Set task A
According to the article on the decline of the CD, since what year has the writer been receiving promotional copies of CDs?
Set task B
Write out everything in the article on the decline of the CD from "I CURRENTLY possess" down to "论人需要面对的一项职业危害。".
Set task C
Write what comes next in the article on the decline of the CD, picking up after its final sentence.

Passage shown
........
CD的没落与音乐的永恒
日期:2015-04-01 13:32

(单词翻译:单击)

I CURRENTLY possess around six large moving boxes of compact discs tossed beneath a tarp in the dank cellar of my apartment building. Since 1999, I have been receiving promotional copies of CDs, an occupational hazard of my job as a professional music critic.
本人目前持有大概六箱CD,全都扔在潮湿的公寓楼地下室里,上面盖着块防水帆布。自1999年以来,我收到过很多推广宣传唱片——这是作为专业音乐评论人需要面对的一项职业危害。

I generally stopped purchasing CDs 11 years ago, on the occasion of my first, pink iPod, a first-generation Mini that revolutionized my ability to work virtually anywhere without the extra baggage of jewel cases and an unwieldy Discman.
我在11年前基本停止购买CD,当时我得到了人生第一台iPod,粉红色的第一代Mini,我的生活被彻底改变,我可以随心所欲地在任何地方工作,不用再扛着一堆塑料盒子和一台笨重的Discman了。
Now, when record labels send physical copies of CDs rather than email digital files, it seems like an imposition — I know, a real first-world problem, but I live in Brooklyn. Who has space for all of this? A friend of mine, also a critic, used to live among towers of CDs, to the point they threatened to take over his entire apartment. I imagined the Fire Department one day having to break in and rescue him from a toppled pile, pinned under stacks of Maroon 5 promos, the worst way to die.
有些唱片公司喜欢送实体的CD拷贝,而不是通过电子邮件发数码文件,这有点强人所难——我知道这属于“第一世界困扰”,但我住布鲁克林。哪来那么多地方搁这些?我有个同为乐评人的朋友,有段时间家里CD堆成山,几乎占满了整间公寓。我设想过有朝一日消防队破门而入,营救被埋在CD下面的他,一叠叠的魔力红(Maroon 5)推广碟压得他动弹不得——这绝对是世上最烂的死法。
The CD, never a much-loved object, is inching toward critical endangerment. At the end of this month, Starbucks plans to stop selling CDs from those comforting cardboard counter-display cases, where they were as convenient an impulse buy as mints and biscotti. The company’s decision does not come as a shock; what’s most surprising is that Starbucks continued to hawk CDs for this long.
........
Data supplied
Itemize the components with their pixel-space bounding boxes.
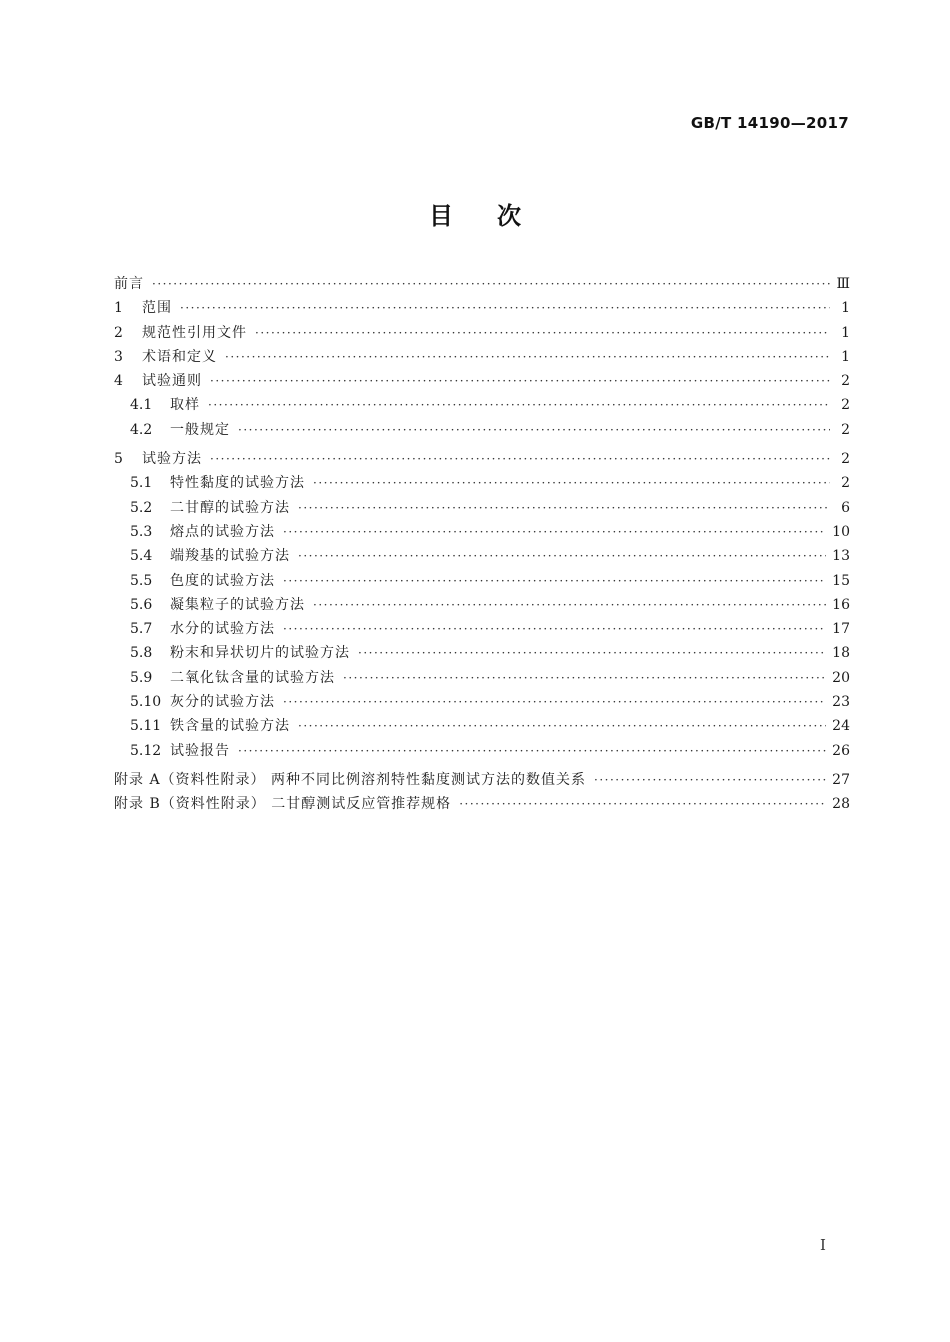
toc-dot-leader — [152, 272, 830, 296]
toc-entry-label: 凝集粒子的试验方法 — [170, 596, 305, 613]
toc-entry-label: 一般规定 — [170, 421, 230, 438]
table-of-contents — [114, 272, 850, 817]
toc-entry[interactable] — [114, 418, 850, 442]
standard-number: GB/T 14190—2017 — [690, 114, 849, 132]
toc-entry-page: 16 — [832, 596, 850, 613]
toc-entry[interactable] — [114, 321, 850, 345]
toc-entry-number: 3 — [114, 348, 123, 365]
toc-entry-number: 5.5 — [130, 572, 153, 589]
toc-entry[interactable] — [114, 296, 850, 320]
toc-entry[interactable] — [114, 272, 850, 296]
toc-dot-leader — [210, 447, 830, 471]
toc-dot-leader — [358, 641, 826, 665]
toc-entry-label: 二氧化钛含量的试验方法 — [170, 669, 335, 686]
toc-entry-number: 4.2 — [130, 421, 153, 438]
toc-dot-leader — [210, 369, 830, 393]
toc-entry[interactable] — [114, 369, 850, 393]
toc-entry-page: 15 — [832, 572, 850, 589]
toc-entry-page: 2 — [841, 397, 850, 414]
toc-entry-label: 二甘醇的试验方法 — [170, 499, 290, 516]
toc-entry-page: 23 — [832, 694, 850, 711]
toc-entry-page: 26 — [832, 742, 850, 759]
toc-dot-leader — [313, 593, 826, 617]
toc-entry-page: 17 — [832, 621, 850, 638]
toc-entry-number: 5.6 — [130, 596, 153, 613]
toc-entry[interactable] — [114, 666, 850, 690]
toc-entry-number: 5.10 — [130, 694, 162, 711]
toc-entry-label: 灰分的试验方法 — [170, 694, 275, 711]
toc-dot-leader — [298, 714, 826, 738]
toc-entry-label: 取样 — [170, 397, 200, 414]
toc-entry-label: 粉末和异状切片的试验方法 — [170, 645, 350, 662]
toc-dot-leader — [208, 393, 830, 417]
toc-entry[interactable] — [114, 447, 850, 471]
toc-entry-page: 28 — [832, 796, 850, 813]
toc-entry-page: 1 — [841, 300, 850, 317]
toc-entry-number: 5.4 — [130, 548, 153, 565]
toc-entry-page: 2 — [841, 451, 850, 468]
toc-entry-number: 4.1 — [130, 397, 153, 414]
toc-entry-page: 2 — [841, 421, 850, 438]
toc-entry-number: 5.1 — [130, 475, 153, 492]
toc-entry-label: 熔点的试验方法 — [170, 523, 275, 540]
toc-entry-label: 术语和定义 — [142, 348, 217, 365]
toc-entry[interactable] — [114, 714, 850, 738]
toc-entry[interactable] — [114, 544, 850, 568]
toc-entry-number: 5.12 — [130, 742, 162, 759]
toc-entry-number: 5.7 — [130, 621, 153, 638]
toc-entry-page: 2 — [841, 475, 850, 492]
toc-entry[interactable] — [114, 496, 850, 520]
toc-entry-number: 5.11 — [130, 718, 162, 735]
toc-entry[interactable] — [114, 471, 850, 495]
toc-entry-label: 附录 B（资料性附录） 二甘醇测试反应管推荐规格 — [114, 796, 452, 813]
toc-dot-leader — [459, 792, 826, 816]
toc-entry-label: 试验通则 — [142, 373, 202, 390]
toc-entry-page: 1 — [841, 348, 850, 365]
toc-entry[interactable] — [114, 520, 850, 544]
toc-dot-leader — [343, 666, 826, 690]
toc-entry-number: 4 — [114, 373, 123, 390]
toc-dot-leader — [180, 296, 830, 320]
toc-entry-page: 20 — [832, 669, 850, 686]
toc-entry[interactable] — [114, 641, 850, 665]
toc-entry-label: 端羧基的试验方法 — [170, 548, 290, 565]
toc-dot-leader — [238, 418, 830, 442]
toc-dot-leader — [298, 544, 826, 568]
toc-entry-page: 6 — [841, 499, 850, 516]
toc-entry-label: 前言 — [114, 276, 144, 292]
toc-dot-leader — [238, 739, 826, 763]
toc-dot-leader — [255, 321, 830, 345]
toc-entry-page: 2 — [841, 373, 850, 390]
toc-entry[interactable] — [114, 792, 850, 816]
toc-entry-page: Ⅲ — [836, 276, 850, 292]
toc-entry[interactable] — [114, 617, 850, 641]
toc-entry-label: 范围 — [142, 300, 172, 317]
toc-entry-number: 5.8 — [130, 645, 153, 662]
toc-entry-number: 1 — [114, 300, 123, 317]
toc-entry-page: 1 — [841, 324, 850, 341]
toc-entry[interactable] — [114, 393, 850, 417]
toc-entry-label: 铁含量的试验方法 — [170, 718, 290, 735]
toc-entry[interactable] — [114, 569, 850, 593]
toc-dot-leader — [313, 471, 830, 495]
toc-dot-leader — [298, 496, 830, 520]
toc-dot-leader — [594, 768, 826, 792]
toc-entry[interactable] — [114, 690, 850, 714]
toc-entry-page: 27 — [832, 771, 850, 788]
toc-entry-label: 特性黏度的试验方法 — [170, 475, 305, 492]
toc-dot-leader — [225, 345, 830, 369]
toc-dot-leader — [283, 520, 826, 544]
page-title: 目次 — [429, 202, 565, 230]
toc-entry-label: 色度的试验方法 — [170, 572, 275, 589]
toc-entry-number: 5.2 — [130, 499, 153, 516]
toc-entry-label: 试验报告 — [170, 742, 230, 759]
toc-entry[interactable] — [114, 593, 850, 617]
toc-entry-page: 10 — [832, 523, 850, 540]
page-number: I — [820, 1236, 826, 1254]
toc-entry-page: 13 — [832, 548, 850, 565]
toc-entry-label: 水分的试验方法 — [170, 621, 275, 638]
toc-entry-number: 5.3 — [130, 523, 153, 540]
toc-dot-leader — [283, 569, 826, 593]
toc-entry-label: 规范性引用文件 — [142, 324, 247, 341]
toc-entry-page: 24 — [832, 718, 850, 735]
toc-entry[interactable] — [114, 345, 850, 369]
toc-entry-number: 5.9 — [130, 669, 153, 686]
toc-dot-leader — [283, 690, 826, 714]
toc-dot-leader — [283, 617, 826, 641]
toc-entry[interactable] — [114, 739, 850, 763]
toc-entry-number: 5 — [114, 451, 123, 468]
toc-entry-label: 试验方法 — [142, 451, 202, 468]
toc-entry[interactable] — [114, 768, 850, 792]
toc-entry-label: 附录 A（资料性附录） 两种不同比例溶剂特性黏度测试方法的数值关系 — [114, 771, 587, 788]
toc-entry-page: 18 — [832, 645, 850, 662]
toc-entry-number: 2 — [114, 324, 123, 341]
........
Written reply A
Since 1999.

Written reply B
I CURRENTLY possess around six large moving boxes of compact discs tossed beneath a tarp in the dank cellar of my apartment building. Since 1999, I have been receiving promotional copies of CDs, an occupational hazard of my job as a professional music critic.
本人目前持有大概六箱CD,全都扔在潮湿的公寓楼地下室里,上面盖着块防水帆布。自1999年以来,我收到过很多推广宣传唱片——这是作为专业音乐评论人需要面对的一项职业危害。

Written reply C
从来就不太招人喜欢的CD唱片,正一步步走向物种灭绝。本月底,星巴克(Starbucks)收银台上那些赏心悦目的纸板货架将不再出售CD,它们曾经和薄荷糖、意大利脆饼一起,随时准备迎合顾客的消费冲动。星巴克的决定并不意外;真正让人惊讶的是这家公司居然能卖唱片卖到今天。
According to Nielsen, sales of albums on CD decreased by 14.9 percent in 2014, compared with an overall increase in streaming. Even with an uptick in vinyl sales among purists (Nielsen tracked a vinyl sales increase of 51.8 percent), our music collections as tangible, tactile objects are well on their way out.
据尼尔森(Nielsen)的数据,CD专辑销量在2015年下降了14.9%,相比之下,流媒体音乐销量有整体提升。即便追求纯粹的群体中出现了黑胶唱片销量的上升(尼尔森监测到的黑胶销量涨幅达51.8%),作为有形实体的音乐收藏还是在向消亡进发。
I’ve dragged my own CD boxes from apartment to apartment for more than a decade, certain that one day I will hire someone to convert them all to MP3, a task so banal and time-consuming the thought of it makes me want to bury myself under the stacks with my friend. I can tick off most of the music I have down there, some of which would probably do well as eBay loot — if I ever bothered to sell them. When I moonlight as a D.J., I no longer rely on crates of vinyl and CDs. I use my MP3 collection and an app on my iPad. Still, I can’t quite unclutter the CDs rotting in boxes in my basement. They’re more memories than objects, impossible to trash.
十多年来那几箱CD跟着我搬了不知多少次家,我坚定地认为,总有一天会雇个人把它们都转成MP3。这件事太无聊,太浪费时间,想到要自己去做,我宁可跟朋友一起被唱片活埋。地下室里有些什么唱片我基本上都记得,其中有些在eBay上应该还会挺抢手——如果我愿意花时间去卖的话。我在做兼职DJ时已经不用黑胶和CD了。我会使用我的MP3收藏,还有一个iPad应用。然而我还是没办法处理掉那些在地下室里发霉的CD。它们更多的是记忆,不是物品,不可能当垃圾扔掉。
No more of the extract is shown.